→ Document:
************

Workflows

Orchestrate complex processes with state machine semantics.

Workflows in Cano are state machines. You define a set of states (usually an enum) and register a Task for each state. The workflow engine manages the transitions between these states until an exit state is reached.


Defining States

use cano::prelude::*;

#[derive(Debug, Clone, PartialEq, Eq, Hash)]
enum OrderState {
    Start,
    Validate,
    Process,
    Complete,
    Failed,
}


Building a Workflow

A workflow is constructed with a Resources dictionary that its tasks can look up during execution. Use Workflow::new(resources) when tasks need shared state (such as a MemoryStore, configuration, or clients), or Workflow::bare() when every task is self-contained and uses run_bare(). Workflow::bare() is equivalent to Workflow::new(Resources::empty()).

Workflow State Transitions

graph TD A[Start] --> B[Validate] B -->|Valid| C[Process] B -->|Invalid| D[Failed] C --> E[Complete]

Linear Workflow Example

use cano::prelude::*;

#[derive(Debug, Clone, PartialEq, Eq, Hash)]
enum OrderState {
    Start,
    Validate,
    Process,
    Complete,
    Failed,
}

// Define simple tasks (full impls covered on the Tasks page)
#[derive(Clone)]
struct StartTask;
#[derive(Clone)]
struct ValidateTask;
#[derive(Clone)]
struct ProcessTask;

#[task(state = OrderState)]
impl StartTask {
    async fn run_bare(&self) -> Result<TaskResult<OrderState>, CanoError> {
        Ok(TaskResult::Single(OrderState::Validate))
    }
}

#[task(state = OrderState)]
impl ValidateTask {
    async fn run_bare(&self) -> Result<TaskResult<OrderState>, CanoError> {
        Ok(TaskResult::Single(OrderState::Process))

************

→ Record excerpts:
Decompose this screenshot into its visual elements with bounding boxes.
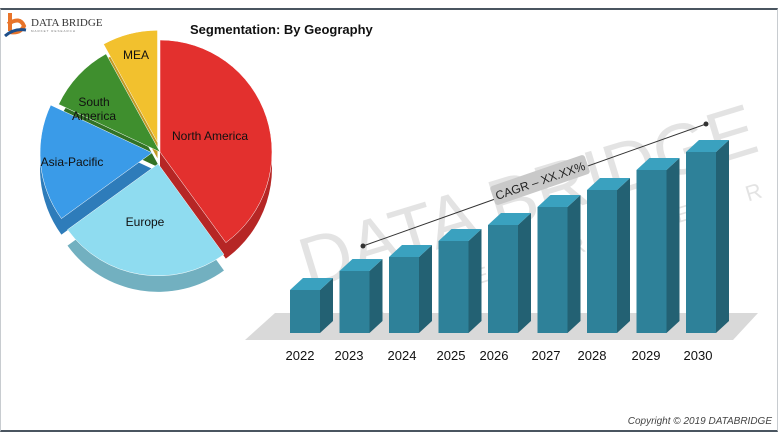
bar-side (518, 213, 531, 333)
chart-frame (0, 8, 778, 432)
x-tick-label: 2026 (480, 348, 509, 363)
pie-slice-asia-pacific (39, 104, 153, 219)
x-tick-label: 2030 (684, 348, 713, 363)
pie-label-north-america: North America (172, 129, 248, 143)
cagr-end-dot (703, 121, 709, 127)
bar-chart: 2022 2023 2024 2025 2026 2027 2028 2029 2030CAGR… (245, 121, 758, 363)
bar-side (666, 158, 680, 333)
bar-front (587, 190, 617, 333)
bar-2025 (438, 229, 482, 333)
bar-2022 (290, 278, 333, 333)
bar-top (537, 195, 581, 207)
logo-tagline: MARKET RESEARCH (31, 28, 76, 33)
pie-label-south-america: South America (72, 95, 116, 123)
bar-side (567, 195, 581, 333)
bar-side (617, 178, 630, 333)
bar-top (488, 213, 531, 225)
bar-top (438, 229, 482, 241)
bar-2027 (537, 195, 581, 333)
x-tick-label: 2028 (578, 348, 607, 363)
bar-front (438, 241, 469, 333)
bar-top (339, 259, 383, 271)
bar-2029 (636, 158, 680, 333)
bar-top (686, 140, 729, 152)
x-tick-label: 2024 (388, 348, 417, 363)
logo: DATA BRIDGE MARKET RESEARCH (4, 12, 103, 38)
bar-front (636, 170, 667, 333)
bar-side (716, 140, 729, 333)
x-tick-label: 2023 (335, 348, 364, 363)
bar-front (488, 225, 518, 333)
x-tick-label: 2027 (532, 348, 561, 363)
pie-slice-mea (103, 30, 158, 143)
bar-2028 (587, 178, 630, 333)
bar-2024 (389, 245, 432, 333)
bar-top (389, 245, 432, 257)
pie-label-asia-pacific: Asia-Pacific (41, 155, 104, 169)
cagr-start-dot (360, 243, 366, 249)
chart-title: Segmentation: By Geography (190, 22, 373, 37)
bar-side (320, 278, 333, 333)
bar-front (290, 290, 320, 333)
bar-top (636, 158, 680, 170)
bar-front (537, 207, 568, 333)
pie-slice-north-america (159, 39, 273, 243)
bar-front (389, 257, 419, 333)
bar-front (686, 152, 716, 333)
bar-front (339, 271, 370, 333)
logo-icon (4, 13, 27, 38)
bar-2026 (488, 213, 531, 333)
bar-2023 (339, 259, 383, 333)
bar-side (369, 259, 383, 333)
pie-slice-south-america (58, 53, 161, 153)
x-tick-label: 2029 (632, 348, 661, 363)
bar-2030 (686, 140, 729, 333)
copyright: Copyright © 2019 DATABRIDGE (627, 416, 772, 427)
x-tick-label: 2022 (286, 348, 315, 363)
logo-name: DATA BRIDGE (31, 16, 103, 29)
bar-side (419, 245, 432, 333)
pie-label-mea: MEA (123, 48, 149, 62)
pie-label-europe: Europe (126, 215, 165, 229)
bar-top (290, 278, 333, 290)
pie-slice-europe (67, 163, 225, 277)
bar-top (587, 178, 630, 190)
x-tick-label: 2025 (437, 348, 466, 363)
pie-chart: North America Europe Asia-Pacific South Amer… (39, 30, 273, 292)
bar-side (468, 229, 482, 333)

************

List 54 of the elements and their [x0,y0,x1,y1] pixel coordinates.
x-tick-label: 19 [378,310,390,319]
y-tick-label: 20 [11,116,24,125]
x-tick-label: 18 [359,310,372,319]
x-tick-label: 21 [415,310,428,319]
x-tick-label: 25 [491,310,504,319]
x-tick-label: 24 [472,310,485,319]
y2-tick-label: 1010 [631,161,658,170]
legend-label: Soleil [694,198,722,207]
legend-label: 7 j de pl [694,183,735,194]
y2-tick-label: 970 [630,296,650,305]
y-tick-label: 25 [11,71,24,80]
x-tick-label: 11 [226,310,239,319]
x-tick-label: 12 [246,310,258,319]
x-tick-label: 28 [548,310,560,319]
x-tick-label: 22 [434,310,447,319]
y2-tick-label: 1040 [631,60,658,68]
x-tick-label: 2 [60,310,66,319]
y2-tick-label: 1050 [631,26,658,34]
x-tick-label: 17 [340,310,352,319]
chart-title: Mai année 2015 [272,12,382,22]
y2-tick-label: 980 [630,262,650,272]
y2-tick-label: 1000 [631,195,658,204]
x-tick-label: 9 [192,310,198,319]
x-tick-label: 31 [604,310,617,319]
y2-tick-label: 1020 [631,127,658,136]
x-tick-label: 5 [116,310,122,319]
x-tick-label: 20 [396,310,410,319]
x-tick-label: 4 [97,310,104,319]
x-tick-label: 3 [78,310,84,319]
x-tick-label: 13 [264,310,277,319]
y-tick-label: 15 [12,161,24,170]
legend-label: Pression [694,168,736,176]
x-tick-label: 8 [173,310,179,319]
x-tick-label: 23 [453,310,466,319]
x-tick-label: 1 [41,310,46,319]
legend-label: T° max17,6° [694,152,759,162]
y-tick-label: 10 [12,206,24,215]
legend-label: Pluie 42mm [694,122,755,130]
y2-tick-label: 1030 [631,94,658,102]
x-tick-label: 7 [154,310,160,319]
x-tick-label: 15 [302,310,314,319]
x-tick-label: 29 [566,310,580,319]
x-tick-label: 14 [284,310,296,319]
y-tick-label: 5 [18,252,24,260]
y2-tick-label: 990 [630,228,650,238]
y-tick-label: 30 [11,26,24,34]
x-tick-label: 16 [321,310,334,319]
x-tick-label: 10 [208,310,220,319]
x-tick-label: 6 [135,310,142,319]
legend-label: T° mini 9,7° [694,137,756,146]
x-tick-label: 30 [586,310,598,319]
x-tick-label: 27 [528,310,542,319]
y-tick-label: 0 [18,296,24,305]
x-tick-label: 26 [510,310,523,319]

************

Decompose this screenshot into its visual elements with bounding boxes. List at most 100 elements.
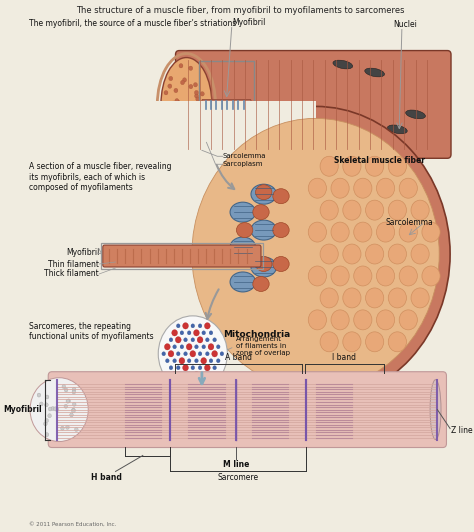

************

→ Parts of the exercise:
[1] According to the Cano workflows page, what call is Workflow::bare() equivalent to?
[2] Continue the Cano workflows page from the point where it stops.
The listing comes from a separate source and is unrelated to the Cano workflows page.

→ Results by task:
[1] Workflow::new(Resources::empty())

[2]
    }
}

#[task(state = OrderState)]
impl ProcessTask {
    async fn run_bare(&self) -> Result<TaskResult<OrderState>, CanoError> {
        Ok(TaskResult::Single(OrderState::Complete))
    }
}

#[tokio::main]
async fn main() -> Result<(), CanoError> {
    let store = MemoryStore::new();

    // Build workflow using the builder pattern — each method consumes self
    // and returns a new Workflow, so you must capture the return value.
    // For workflows that need no shared resources at all, use `Workflow::bare()`.
    let workflow = Workflow::new(Resources::new().insert("store", store.clone()))
        // 1. Register Tasks for each state
        .register(OrderState::Start, StartTask)
        .register(OrderState::Validate, ValidateTask)
        .register(OrderState::Process, ProcessTask)
        // 2. Define Exit States (Workflow stops here)
        .add_exit_states(vec![OrderState::Complete, OrderState::Failed]);

    // 3. Execute
    let result = workflow.orchestrate(OrderState::Start).await?;

    println!("Final State: {:?}", result);
    Ok(())
}

Runnable example: cargo run --example workflow_simple — a linear three-state workflow like the one above.


Builder Pattern and #[must_use]

Workflow uses a builder pattern where the register* methods and add_exit_state() all consume self and return a new Workflow. The #[must_use] attribute on Workflow and JoinConfig means the compiler will warn you if you discard the return value. If you forget to capture it, the registration is silently lost.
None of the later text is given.